(TASK PROMPT)
Gather every line holding the string "title".

(DATA SECTION)
......

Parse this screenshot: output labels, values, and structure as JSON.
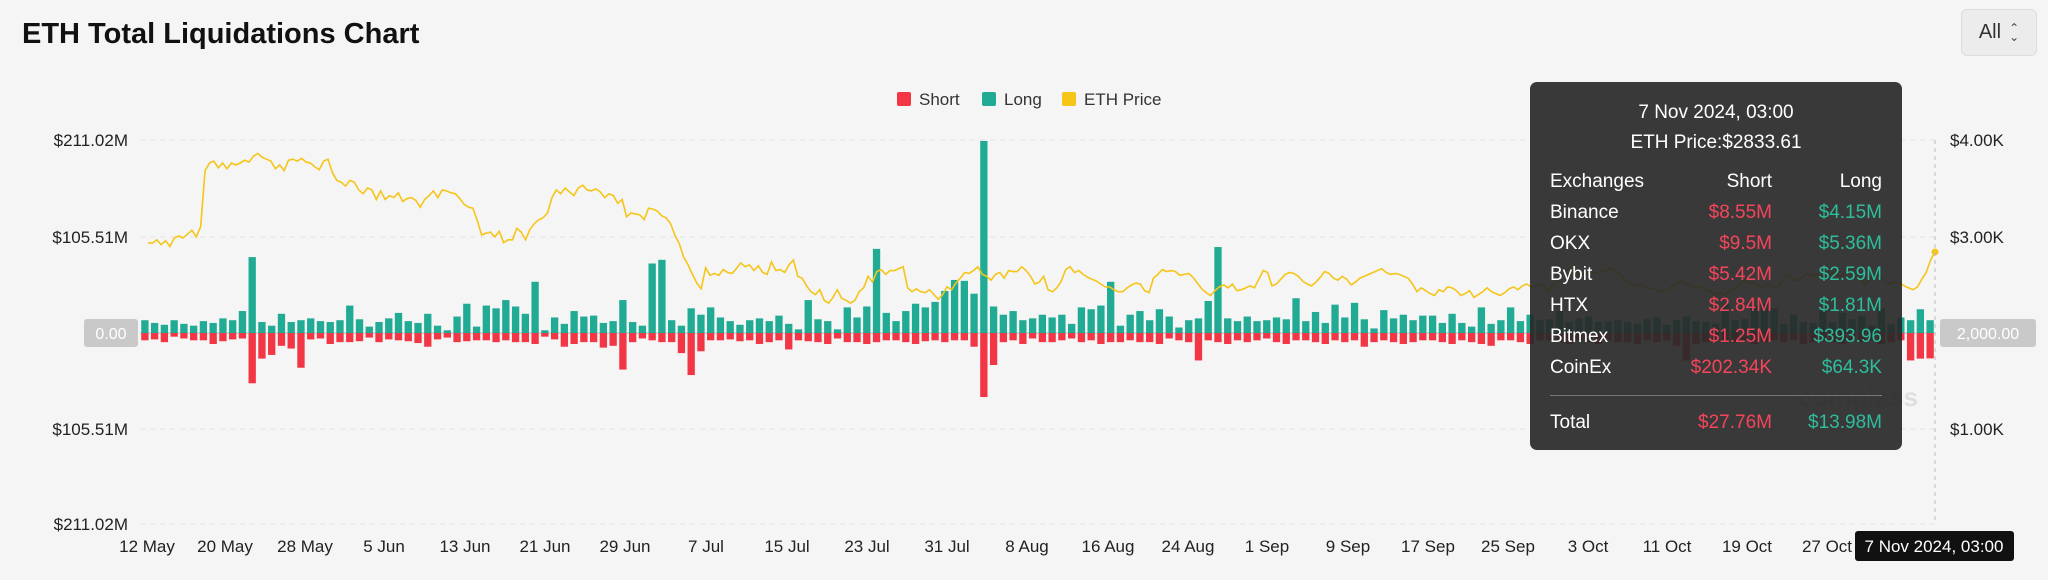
{
  "title": "ETH Total Liquidations Chart",
  "range_selector": {
    "value": "All"
  },
  "tooltip": {
    "date": "7 Nov 2024, 03:00",
    "eth_price": "ETH Price:$2833.61",
    "headers": {
      "exchange": "Exchanges",
      "short": "Short",
      "long": "Long"
    },
    "rows": [
      {
        "exchange": "Binance",
        "short": "$8.55M",
        "long": "$4.15M"
      },
      {
        "exchange": "OKX",
        "short": "$9.5M",
        "long": "$5.36M"
      },
      {
        "exchange": "Bybit",
        "short": "$5.42M",
        "long": "$2.59M"
      },
      {
        "exchange": "HTX",
        "short": "$2.84M",
        "long": "$1.81M"
      },
      {
        "exchange": "Bitmex",
        "short": "$1.25M",
        "long": "$393.96"
      },
      {
        "exchange": "CoinEx",
        "short": "$202.34K",
        "long": "$64.3K"
      }
    ],
    "total": {
      "label": "Total",
      "short": "$27.76M",
      "long": "$13.98M"
    }
  },
  "watermark": "coinglass",
  "colors": {
    "short": "#f23645",
    "long": "#22ab94",
    "price": "#f5c518",
    "zero_badge": "#c9c9c9"
  },
  "chart_data": {
    "type": "bar",
    "title": "ETH Total Liquidations Chart",
    "legend": [
      "Short",
      "Long",
      "ETH Price"
    ],
    "legend_position": "top-center",
    "x_start": "2024-05-11",
    "x_end": "2024-11-07",
    "x_ticks": [
      "12 May",
      "20 May",
      "28 May",
      "5 Jun",
      "13 Jun",
      "21 Jun",
      "29 Jun",
      "7 Jul",
      "15 Jul",
      "23 Jul",
      "31 Jul",
      "8 Aug",
      "16 Aug",
      "24 Aug",
      "1 Sep",
      "9 Sep",
      "17 Sep",
      "25 Sep",
      "3 Oct",
      "11 Oct",
      "19 Oct",
      "27 Oct"
    ],
    "x_highlight": "7 Nov 2024, 03:00",
    "y_left_ticks": [
      "$211.02M",
      "$105.51M",
      "0.00",
      "$105.51M",
      "$211.02M"
    ],
    "y_left_range_millions": [
      -211.02,
      211.02
    ],
    "y_right_ticks": [
      "$4.00K",
      "$3.00K",
      "2,000.00",
      "$1.00K"
    ],
    "y_right_range": [
      0,
      4000
    ],
    "series": [
      {
        "name": "Long",
        "unit": "USD millions",
        "values": [
          14,
          11,
          9,
          14,
          10,
          8,
          13,
          11,
          16,
          14,
          24,
          83,
          12,
          8,
          21,
          12,
          14,
          16,
          13,
          12,
          14,
          30,
          15,
          7,
          12,
          16,
          22,
          13,
          11,
          21,
          8,
          3,
          18,
          32,
          7,
          30,
          27,
          36,
          29,
          21,
          56,
          3,
          17,
          10,
          24,
          18,
          19,
          11,
          13,
          36,
          12,
          8,
          76,
          80,
          14,
          8,
          27,
          20,
          28,
          17,
          13,
          9,
          14,
          16,
          13,
          19,
          10,
          4,
          36,
          15,
          13,
          4,
          28,
          17,
          29,
          92,
          22,
          13,
          24,
          32,
          28,
          34,
          46,
          58,
          57,
          43,
          210,
          29,
          20,
          24,
          14,
          16,
          20,
          17,
          20,
          10,
          28,
          26,
          30,
          56,
          8,
          20,
          24,
          14,
          26,
          18,
          6,
          14,
          16,
          35,
          94,
          16,
          13,
          18,
          13,
          14,
          17,
          15,
          38,
          13,
          23,
          11,
          31,
          17,
          33,
          15,
          5,
          25,
          16,
          20,
          14,
          19,
          19,
          11,
          21,
          11,
          7,
          28,
          10,
          14,
          28,
          13,
          20,
          14,
          15,
          24,
          12,
          16,
          18,
          12,
          13,
          14,
          12,
          10,
          15,
          17,
          9,
          14,
          18,
          13,
          12,
          10,
          31,
          14,
          15,
          30,
          32,
          27,
          10,
          20,
          12,
          11,
          25,
          12,
          22,
          15,
          19,
          8,
          27,
          10,
          17,
          14,
          26,
          14
        ]
      },
      {
        "name": "Short",
        "unit": "USD millions",
        "values": [
          8,
          7,
          10,
          4,
          6,
          8,
          8,
          12,
          9,
          7,
          6,
          55,
          28,
          24,
          14,
          17,
          38,
          7,
          6,
          12,
          10,
          10,
          9,
          5,
          10,
          7,
          8,
          9,
          11,
          15,
          7,
          5,
          10,
          9,
          8,
          8,
          10,
          8,
          10,
          10,
          12,
          4,
          7,
          15,
          12,
          10,
          10,
          16,
          14,
          40,
          10,
          6,
          8,
          10,
          10,
          22,
          46,
          20,
          8,
          8,
          7,
          9,
          8,
          12,
          10,
          8,
          18,
          8,
          9,
          10,
          12,
          6,
          10,
          10,
          12,
          10,
          8,
          8,
          10,
          12,
          9,
          8,
          10,
          8,
          8,
          15,
          70,
          35,
          10,
          8,
          12,
          6,
          10,
          10,
          8,
          6,
          10,
          8,
          12,
          10,
          10,
          8,
          10,
          10,
          12,
          6,
          8,
          10,
          30,
          8,
          10,
          12,
          8,
          10,
          8,
          6,
          10,
          12,
          8,
          8,
          10,
          12,
          8,
          10,
          8,
          15,
          10,
          8,
          10,
          12,
          10,
          8,
          8,
          10,
          12,
          8,
          10,
          12,
          14,
          8,
          8,
          10,
          12,
          8,
          8,
          10,
          12,
          8,
          10,
          12,
          8,
          10,
          10,
          12,
          8,
          10,
          8,
          14,
          30,
          12,
          10,
          8,
          10,
          10,
          8,
          12,
          10,
          8,
          10,
          8,
          12,
          10,
          8,
          10,
          12,
          8,
          10,
          8,
          12,
          10,
          8,
          30,
          28,
          27.76
        ]
      },
      {
        "name": "ETH Price",
        "unit": "USD",
        "values": [
          2930,
          2925,
          2960,
          2910,
          2950,
          2890,
          2980,
          3000,
          2980,
          3020,
          3060,
          2990,
          3100,
          3680,
          3760,
          3780,
          3710,
          3760,
          3700,
          3760,
          3740,
          3760,
          3790,
          3770,
          3830,
          3860,
          3820,
          3800,
          3780,
          3700,
          3740,
          3680,
          3790,
          3800,
          3780,
          3810,
          3770,
          3760,
          3720,
          3690,
          3780,
          3800,
          3660,
          3580,
          3560,
          3520,
          3580,
          3560,
          3480,
          3440,
          3500,
          3480,
          3380,
          3470,
          3380,
          3420,
          3400,
          3450,
          3360,
          3390,
          3400,
          3370,
          3300,
          3380,
          3420,
          3470,
          3400,
          3480,
          3470,
          3450,
          3440,
          3390,
          3330,
          3300,
          3290,
          3160,
          3010,
          3030,
          3040,
          2990,
          3050,
          2930,
          2960,
          2960,
          3080,
          3040,
          2960,
          3070,
          3130,
          3170,
          3190,
          3240,
          3400,
          3480,
          3440,
          3500,
          3460,
          3420,
          3500,
          3530,
          3480,
          3470,
          3490,
          3460,
          3400,
          3440,
          3420,
          3340,
          3380,
          3200,
          3240,
          3230,
          3220,
          3170,
          3290,
          3280,
          3260,
          3210,
          3190,
          3130,
          3010,
          2920,
          2780,
          2700,
          2600,
          2510,
          2450,
          2670,
          2590,
          2610,
          2590,
          2650,
          2620,
          2610,
          2660,
          2720,
          2680,
          2700,
          2640,
          2690,
          2620,
          2600,
          2730,
          2640,
          2650,
          2620,
          2700,
          2750,
          2580,
          2560,
          2480,
          2420,
          2390,
          2440,
          2330,
          2300,
          2360,
          2440,
          2350,
          2330,
          2300,
          2330,
          2420,
          2460,
          2580,
          2520,
          2630,
          2650,
          2600,
          2640,
          2640,
          2660,
          2680,
          2460,
          2420,
          2450,
          2420,
          2410,
          2440,
          2390,
          2340,
          2390,
          2470,
          2440,
          2510,
          2560,
          2620,
          2610,
          2640,
          2680,
          2600,
          2580,
          2540,
          2600,
          2620,
          2560,
          2640,
          2630,
          2630,
          2680,
          2640,
          2580,
          2500,
          2520,
          2580,
          2440,
          2420,
          2460,
          2530,
          2650,
          2680,
          2620,
          2640,
          2600,
          2570,
          2550,
          2530,
          2500,
          2470,
          2470,
          2440,
          2420,
          2420,
          2460,
          2490,
          2510,
          2500,
          2430,
          2410,
          2560,
          2600,
          2650,
          2630,
          2640,
          2630,
          2590,
          2600,
          2610,
          2570,
          2510,
          2450,
          2410,
          2380,
          2430,
          2470,
          2490,
          2460,
          2500,
          2430,
          2440,
          2460,
          2480,
          2460,
          2550,
          2640,
          2620,
          2480,
          2500,
          2550,
          2600,
          2620,
          2610,
          2580,
          2530,
          2500,
          2480,
          2520,
          2570,
          2630,
          2610,
          2560,
          2540,
          2580,
          2550,
          2490,
          2520,
          2560,
          2580,
          2600,
          2620,
          2640,
          2660,
          2620,
          2600,
          2610,
          2600,
          2580,
          2560,
          2500,
          2420,
          2460,
          2430,
          2400,
          2380,
          2440,
          2420,
          2470,
          2460,
          2430,
          2380,
          2400,
          2430,
          2360,
          2390,
          2420,
          2460,
          2420,
          2400,
          2380,
          2410,
          2450,
          2470,
          2440,
          2480,
          2500,
          2470,
          2490,
          2500,
          2470,
          2420,
          2490,
          2520,
          2600,
          2650,
          2660,
          2640,
          2600,
          2610,
          2630,
          2620,
          2610,
          2650,
          2620,
          2670,
          2640,
          2610,
          2560,
          2520,
          2500,
          2480,
          2500,
          2460,
          2450,
          2460,
          2430,
          2420,
          2440,
          2470,
          2510,
          2530,
          2500,
          2500,
          2460,
          2470,
          2460,
          2430,
          2420,
          2390,
          2410,
          2380,
          2420,
          2450,
          2470,
          2520,
          2530,
          2510,
          2510,
          2470,
          2460,
          2500,
          2480,
          2450,
          2510,
          2600,
          2580,
          2540,
          2540,
          2580,
          2610,
          2580,
          2600,
          2580,
          2560,
          2610,
          2620,
          2580,
          2590,
          2640,
          2610,
          2560,
          2570,
          2490,
          2530,
          2600,
          2590,
          2550,
          2510,
          2500,
          2530,
          2510,
          2480,
          2460,
          2440,
          2470,
          2550,
          2620,
          2750,
          2833.61
        ]
      }
    ]
  }
}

......

(RIGHT ANSWER)
  "title": "ETH Total Liquidations Chart",
    "title": "ETH Total Liquidations Chart",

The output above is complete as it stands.